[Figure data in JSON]
......
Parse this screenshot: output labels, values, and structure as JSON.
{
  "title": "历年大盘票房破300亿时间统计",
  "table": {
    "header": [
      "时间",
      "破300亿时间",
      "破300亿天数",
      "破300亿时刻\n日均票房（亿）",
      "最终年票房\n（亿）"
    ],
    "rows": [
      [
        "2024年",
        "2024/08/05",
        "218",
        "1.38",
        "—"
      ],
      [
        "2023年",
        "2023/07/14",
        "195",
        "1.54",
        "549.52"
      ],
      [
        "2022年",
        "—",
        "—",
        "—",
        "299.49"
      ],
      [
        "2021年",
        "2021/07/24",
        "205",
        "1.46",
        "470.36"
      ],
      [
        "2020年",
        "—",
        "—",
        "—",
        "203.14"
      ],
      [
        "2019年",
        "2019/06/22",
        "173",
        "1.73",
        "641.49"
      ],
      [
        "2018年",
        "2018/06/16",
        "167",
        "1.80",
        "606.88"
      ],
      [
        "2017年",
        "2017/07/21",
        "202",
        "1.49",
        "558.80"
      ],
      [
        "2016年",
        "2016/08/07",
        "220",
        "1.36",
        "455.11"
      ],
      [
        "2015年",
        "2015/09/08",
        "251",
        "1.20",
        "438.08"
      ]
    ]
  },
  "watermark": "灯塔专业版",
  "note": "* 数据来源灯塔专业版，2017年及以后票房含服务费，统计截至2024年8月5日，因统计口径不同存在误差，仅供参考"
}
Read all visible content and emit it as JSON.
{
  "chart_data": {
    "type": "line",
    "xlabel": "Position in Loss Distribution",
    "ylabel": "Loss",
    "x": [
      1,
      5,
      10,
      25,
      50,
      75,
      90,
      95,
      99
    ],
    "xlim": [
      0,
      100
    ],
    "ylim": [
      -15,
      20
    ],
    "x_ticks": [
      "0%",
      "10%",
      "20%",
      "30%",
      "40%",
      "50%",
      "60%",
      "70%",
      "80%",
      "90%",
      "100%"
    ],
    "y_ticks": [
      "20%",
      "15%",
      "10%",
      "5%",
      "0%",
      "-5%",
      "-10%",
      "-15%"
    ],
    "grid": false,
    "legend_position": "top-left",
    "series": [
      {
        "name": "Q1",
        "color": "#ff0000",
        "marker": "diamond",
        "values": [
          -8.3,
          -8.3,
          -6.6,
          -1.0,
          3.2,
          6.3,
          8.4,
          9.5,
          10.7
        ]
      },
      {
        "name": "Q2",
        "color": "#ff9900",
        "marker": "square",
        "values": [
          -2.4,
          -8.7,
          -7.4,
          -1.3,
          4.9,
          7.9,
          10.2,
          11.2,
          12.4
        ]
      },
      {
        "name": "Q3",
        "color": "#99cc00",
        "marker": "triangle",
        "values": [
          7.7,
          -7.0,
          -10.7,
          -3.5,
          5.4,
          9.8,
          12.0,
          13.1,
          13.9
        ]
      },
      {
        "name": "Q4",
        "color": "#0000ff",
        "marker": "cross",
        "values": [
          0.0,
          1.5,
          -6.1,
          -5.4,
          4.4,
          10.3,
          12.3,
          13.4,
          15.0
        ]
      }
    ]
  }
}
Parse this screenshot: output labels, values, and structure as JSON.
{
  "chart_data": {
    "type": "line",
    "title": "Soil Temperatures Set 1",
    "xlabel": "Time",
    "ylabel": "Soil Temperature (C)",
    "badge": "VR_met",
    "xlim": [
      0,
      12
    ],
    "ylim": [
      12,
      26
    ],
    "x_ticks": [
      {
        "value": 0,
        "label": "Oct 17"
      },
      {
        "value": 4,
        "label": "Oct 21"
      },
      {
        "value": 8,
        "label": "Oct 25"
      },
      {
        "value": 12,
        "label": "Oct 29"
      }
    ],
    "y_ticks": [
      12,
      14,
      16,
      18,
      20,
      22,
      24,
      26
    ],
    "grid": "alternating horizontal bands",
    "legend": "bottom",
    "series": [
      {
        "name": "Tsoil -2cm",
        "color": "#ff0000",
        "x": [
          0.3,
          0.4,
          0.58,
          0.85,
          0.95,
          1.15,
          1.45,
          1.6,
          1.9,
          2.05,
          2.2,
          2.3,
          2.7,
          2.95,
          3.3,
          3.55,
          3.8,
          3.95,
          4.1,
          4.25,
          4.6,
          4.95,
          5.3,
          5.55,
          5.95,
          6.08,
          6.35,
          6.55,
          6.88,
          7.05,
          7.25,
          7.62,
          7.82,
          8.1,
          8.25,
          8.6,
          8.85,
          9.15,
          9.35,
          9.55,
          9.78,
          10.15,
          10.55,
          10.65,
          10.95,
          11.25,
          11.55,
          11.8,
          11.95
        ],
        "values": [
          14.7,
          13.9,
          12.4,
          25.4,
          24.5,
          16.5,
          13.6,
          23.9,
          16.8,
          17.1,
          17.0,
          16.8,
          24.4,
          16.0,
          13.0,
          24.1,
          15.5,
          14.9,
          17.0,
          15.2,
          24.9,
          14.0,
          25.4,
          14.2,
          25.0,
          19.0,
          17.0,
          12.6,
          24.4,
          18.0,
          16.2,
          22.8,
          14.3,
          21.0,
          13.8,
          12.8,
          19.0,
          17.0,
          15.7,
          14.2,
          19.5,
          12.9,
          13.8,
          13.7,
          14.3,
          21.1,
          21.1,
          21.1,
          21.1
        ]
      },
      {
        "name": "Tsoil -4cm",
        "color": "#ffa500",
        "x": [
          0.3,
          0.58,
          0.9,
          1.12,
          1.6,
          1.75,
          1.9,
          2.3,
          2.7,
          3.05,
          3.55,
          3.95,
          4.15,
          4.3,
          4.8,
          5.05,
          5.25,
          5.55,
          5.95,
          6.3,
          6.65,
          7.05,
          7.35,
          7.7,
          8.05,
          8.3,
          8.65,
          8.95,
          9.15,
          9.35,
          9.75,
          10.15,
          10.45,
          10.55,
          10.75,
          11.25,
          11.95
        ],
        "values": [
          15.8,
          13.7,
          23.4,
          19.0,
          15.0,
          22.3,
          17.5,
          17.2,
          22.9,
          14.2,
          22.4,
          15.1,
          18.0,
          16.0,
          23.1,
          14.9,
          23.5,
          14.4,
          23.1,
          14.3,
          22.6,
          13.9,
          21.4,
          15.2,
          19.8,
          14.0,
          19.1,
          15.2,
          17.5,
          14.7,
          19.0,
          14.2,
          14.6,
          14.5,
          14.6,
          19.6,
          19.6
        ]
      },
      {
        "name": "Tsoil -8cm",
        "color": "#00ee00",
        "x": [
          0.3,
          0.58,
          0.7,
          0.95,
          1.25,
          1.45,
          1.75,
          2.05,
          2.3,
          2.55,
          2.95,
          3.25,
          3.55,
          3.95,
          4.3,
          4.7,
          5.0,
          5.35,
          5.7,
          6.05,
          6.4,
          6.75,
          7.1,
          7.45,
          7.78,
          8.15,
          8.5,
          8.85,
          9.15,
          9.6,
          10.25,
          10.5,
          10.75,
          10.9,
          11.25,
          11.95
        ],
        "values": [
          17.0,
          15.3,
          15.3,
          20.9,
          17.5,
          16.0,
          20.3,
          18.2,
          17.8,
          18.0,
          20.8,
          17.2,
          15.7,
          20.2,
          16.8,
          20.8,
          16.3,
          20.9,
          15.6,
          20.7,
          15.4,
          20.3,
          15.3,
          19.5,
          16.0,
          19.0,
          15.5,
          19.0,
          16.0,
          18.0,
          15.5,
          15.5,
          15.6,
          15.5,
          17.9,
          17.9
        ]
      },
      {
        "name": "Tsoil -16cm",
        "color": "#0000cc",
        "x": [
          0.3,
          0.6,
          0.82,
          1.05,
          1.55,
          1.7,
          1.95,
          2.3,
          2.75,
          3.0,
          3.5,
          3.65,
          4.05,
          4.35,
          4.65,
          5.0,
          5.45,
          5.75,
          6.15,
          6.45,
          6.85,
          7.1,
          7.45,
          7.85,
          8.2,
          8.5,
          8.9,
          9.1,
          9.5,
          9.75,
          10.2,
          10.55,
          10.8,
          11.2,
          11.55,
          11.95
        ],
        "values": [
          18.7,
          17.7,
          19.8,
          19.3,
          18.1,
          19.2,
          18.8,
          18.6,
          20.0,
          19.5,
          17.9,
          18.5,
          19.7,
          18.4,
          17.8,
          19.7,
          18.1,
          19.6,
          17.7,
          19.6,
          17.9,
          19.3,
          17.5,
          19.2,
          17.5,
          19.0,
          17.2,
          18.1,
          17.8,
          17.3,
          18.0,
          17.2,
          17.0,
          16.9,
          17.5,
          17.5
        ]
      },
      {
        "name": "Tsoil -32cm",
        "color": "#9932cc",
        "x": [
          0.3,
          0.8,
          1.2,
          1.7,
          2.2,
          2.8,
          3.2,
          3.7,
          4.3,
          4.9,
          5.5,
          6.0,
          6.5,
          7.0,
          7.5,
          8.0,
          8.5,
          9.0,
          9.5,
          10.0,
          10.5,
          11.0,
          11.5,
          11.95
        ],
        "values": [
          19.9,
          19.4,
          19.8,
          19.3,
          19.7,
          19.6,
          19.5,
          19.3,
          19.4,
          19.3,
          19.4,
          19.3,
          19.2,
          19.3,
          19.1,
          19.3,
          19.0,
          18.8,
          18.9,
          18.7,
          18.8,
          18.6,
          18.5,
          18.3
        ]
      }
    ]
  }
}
......
◆ What is required
Give only the number of lines in the records that include the word "title".

◆ Solution for this problem
2